Spatial layout data
—————
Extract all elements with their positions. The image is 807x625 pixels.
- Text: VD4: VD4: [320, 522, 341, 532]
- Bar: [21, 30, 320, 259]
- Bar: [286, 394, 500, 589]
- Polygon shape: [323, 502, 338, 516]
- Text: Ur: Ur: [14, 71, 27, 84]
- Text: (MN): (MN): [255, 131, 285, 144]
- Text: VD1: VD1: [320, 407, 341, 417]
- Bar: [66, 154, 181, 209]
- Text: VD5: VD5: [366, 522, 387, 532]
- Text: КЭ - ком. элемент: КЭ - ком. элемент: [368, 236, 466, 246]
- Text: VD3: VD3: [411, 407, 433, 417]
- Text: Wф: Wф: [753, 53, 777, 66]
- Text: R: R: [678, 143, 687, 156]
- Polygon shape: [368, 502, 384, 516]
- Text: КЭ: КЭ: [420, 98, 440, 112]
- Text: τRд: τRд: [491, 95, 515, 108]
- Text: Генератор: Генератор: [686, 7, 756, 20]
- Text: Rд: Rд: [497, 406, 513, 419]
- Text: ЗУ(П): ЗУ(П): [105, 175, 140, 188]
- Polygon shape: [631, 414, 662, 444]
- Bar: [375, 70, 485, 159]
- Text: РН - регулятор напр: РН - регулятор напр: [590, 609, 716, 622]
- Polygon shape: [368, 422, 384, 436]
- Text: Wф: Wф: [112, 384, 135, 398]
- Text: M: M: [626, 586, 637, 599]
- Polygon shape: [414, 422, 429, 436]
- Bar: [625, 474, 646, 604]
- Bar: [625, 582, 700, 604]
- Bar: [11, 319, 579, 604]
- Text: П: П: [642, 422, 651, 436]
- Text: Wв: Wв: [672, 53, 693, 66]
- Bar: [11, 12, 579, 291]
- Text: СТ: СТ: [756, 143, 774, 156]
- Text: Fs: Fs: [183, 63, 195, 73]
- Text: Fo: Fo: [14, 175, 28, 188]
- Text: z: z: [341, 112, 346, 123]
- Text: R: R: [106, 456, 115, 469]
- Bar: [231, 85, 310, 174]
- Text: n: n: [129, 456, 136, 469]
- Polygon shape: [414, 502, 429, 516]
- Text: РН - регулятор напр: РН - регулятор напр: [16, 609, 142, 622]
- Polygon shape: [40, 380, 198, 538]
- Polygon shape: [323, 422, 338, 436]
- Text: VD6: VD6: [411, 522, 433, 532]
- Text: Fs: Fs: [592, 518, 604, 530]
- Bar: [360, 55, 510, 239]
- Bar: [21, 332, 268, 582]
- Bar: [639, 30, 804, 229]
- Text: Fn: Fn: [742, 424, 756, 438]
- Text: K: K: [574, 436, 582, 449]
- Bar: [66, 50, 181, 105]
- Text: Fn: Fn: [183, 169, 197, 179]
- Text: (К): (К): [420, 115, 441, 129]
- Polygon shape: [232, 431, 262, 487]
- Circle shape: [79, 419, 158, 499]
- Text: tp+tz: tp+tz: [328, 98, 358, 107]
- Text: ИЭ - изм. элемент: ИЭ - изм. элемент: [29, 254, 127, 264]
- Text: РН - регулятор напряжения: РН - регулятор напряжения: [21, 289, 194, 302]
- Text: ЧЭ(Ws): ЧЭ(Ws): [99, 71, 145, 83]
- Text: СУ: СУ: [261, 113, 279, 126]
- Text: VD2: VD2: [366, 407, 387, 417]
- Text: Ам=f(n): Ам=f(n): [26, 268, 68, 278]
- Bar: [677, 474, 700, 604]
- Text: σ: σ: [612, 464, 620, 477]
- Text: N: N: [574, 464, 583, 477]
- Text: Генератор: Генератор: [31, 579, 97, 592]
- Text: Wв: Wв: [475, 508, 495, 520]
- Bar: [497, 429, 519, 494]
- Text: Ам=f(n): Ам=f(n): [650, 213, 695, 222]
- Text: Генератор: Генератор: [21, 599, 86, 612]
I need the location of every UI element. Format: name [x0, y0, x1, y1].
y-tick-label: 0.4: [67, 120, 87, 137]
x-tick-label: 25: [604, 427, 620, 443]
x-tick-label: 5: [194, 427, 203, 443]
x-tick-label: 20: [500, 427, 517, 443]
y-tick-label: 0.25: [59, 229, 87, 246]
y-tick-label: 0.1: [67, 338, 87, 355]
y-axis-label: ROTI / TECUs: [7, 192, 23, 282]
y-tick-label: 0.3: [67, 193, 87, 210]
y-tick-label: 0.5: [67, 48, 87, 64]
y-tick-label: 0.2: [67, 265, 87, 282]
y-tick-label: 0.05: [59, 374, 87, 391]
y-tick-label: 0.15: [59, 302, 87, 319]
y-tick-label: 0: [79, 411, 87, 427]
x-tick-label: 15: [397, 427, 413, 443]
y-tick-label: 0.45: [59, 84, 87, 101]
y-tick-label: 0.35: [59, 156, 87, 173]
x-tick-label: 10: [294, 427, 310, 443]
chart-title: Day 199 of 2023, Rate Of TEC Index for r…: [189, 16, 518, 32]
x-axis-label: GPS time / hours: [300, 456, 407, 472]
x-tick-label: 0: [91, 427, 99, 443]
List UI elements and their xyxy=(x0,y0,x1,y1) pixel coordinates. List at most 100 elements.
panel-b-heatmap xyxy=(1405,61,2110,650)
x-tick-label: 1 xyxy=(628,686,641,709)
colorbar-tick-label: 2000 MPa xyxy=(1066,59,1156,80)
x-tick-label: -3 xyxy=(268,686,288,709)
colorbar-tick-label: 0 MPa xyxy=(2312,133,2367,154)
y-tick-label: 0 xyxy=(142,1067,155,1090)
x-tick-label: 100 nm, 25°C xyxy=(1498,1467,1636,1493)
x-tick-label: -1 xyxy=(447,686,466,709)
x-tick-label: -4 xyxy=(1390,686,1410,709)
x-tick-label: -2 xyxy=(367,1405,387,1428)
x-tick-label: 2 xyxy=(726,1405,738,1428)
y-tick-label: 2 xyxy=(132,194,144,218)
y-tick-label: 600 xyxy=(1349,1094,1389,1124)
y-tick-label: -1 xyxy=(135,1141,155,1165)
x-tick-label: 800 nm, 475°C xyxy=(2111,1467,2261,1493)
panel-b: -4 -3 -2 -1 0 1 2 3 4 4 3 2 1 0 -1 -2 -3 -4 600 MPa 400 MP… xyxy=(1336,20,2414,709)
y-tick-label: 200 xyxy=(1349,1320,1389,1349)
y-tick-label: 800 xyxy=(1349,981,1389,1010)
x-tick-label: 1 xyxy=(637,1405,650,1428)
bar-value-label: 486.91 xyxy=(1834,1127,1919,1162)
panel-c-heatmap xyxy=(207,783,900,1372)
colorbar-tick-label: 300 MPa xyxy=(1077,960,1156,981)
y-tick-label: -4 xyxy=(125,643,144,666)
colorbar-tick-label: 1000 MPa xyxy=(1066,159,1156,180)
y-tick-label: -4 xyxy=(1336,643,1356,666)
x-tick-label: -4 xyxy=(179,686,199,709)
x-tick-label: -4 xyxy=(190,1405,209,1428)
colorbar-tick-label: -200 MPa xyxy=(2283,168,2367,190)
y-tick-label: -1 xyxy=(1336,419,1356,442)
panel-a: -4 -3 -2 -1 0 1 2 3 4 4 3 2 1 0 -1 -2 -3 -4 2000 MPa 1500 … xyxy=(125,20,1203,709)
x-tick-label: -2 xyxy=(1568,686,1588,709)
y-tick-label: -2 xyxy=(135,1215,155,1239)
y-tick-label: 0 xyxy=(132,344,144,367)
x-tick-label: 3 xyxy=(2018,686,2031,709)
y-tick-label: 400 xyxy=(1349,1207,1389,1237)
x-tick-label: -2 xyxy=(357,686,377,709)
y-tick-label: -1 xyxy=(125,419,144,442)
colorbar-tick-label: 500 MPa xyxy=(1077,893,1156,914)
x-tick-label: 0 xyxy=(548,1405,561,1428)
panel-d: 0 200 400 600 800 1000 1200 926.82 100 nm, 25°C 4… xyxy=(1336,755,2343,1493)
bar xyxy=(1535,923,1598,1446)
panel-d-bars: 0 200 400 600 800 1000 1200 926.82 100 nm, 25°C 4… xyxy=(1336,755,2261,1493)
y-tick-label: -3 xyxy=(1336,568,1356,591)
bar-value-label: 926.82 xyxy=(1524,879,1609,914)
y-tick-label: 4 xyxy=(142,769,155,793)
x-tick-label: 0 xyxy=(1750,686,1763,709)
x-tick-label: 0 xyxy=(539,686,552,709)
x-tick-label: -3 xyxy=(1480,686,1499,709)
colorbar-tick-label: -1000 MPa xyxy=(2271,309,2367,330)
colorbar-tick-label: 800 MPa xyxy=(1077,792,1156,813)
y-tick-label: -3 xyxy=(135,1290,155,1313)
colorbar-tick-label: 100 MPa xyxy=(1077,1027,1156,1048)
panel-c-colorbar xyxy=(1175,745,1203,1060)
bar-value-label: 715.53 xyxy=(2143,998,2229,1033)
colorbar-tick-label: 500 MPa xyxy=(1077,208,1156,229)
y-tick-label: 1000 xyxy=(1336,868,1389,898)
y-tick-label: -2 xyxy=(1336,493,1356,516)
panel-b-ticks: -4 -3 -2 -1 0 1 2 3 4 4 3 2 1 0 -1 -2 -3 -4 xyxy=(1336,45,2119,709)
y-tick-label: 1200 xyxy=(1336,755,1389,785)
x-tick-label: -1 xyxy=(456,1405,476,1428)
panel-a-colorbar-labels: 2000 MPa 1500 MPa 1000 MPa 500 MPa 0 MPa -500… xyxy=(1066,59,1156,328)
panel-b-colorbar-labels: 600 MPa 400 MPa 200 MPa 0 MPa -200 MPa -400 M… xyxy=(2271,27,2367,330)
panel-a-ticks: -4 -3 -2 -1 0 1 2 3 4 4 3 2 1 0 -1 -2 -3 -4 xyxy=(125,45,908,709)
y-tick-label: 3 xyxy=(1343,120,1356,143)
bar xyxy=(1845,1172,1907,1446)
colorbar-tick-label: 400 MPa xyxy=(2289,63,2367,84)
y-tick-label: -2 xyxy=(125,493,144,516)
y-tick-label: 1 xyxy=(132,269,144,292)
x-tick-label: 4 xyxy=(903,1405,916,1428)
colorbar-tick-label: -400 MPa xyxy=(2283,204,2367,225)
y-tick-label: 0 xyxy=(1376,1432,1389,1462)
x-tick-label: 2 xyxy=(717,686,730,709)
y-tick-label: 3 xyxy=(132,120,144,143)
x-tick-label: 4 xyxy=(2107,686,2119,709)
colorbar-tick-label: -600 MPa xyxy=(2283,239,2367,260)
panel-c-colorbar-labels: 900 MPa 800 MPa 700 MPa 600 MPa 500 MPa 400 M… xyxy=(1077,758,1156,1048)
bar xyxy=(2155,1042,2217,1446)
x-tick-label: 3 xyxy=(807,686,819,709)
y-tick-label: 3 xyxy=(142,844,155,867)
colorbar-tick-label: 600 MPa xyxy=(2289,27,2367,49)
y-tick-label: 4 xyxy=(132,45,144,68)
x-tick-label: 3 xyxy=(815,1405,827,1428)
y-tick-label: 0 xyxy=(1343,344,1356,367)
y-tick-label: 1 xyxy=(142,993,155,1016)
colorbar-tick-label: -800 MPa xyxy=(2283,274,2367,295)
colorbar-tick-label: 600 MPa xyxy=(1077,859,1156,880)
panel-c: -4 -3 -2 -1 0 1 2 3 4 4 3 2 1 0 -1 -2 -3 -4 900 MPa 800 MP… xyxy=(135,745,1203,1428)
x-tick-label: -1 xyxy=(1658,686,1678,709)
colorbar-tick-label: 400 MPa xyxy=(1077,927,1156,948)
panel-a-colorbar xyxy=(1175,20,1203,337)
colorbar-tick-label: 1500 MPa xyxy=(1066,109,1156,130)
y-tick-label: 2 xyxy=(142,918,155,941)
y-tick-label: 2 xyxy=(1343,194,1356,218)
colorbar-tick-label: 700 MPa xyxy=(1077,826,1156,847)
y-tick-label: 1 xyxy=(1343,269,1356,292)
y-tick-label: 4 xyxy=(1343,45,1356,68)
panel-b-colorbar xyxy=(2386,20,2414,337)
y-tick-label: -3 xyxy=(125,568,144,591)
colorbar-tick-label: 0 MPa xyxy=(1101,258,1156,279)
—————
WORK INSTRUCTIONS> Copy everything in the material from the start down to the line containing "- Text: Ur: Ur: [14, 71, 27, 84]", both ends included, character for character.

RESULT OF THE TASK>
Extract all elements with their positions. The image is 807x625 pixels.
- Text: VD4: VD4: [320, 522, 341, 532]
- Bar: [21, 30, 320, 259]
- Bar: [286, 394, 500, 589]
- Polygon shape: [323, 502, 338, 516]
- Text: Ur: Ur: [14, 71, 27, 84]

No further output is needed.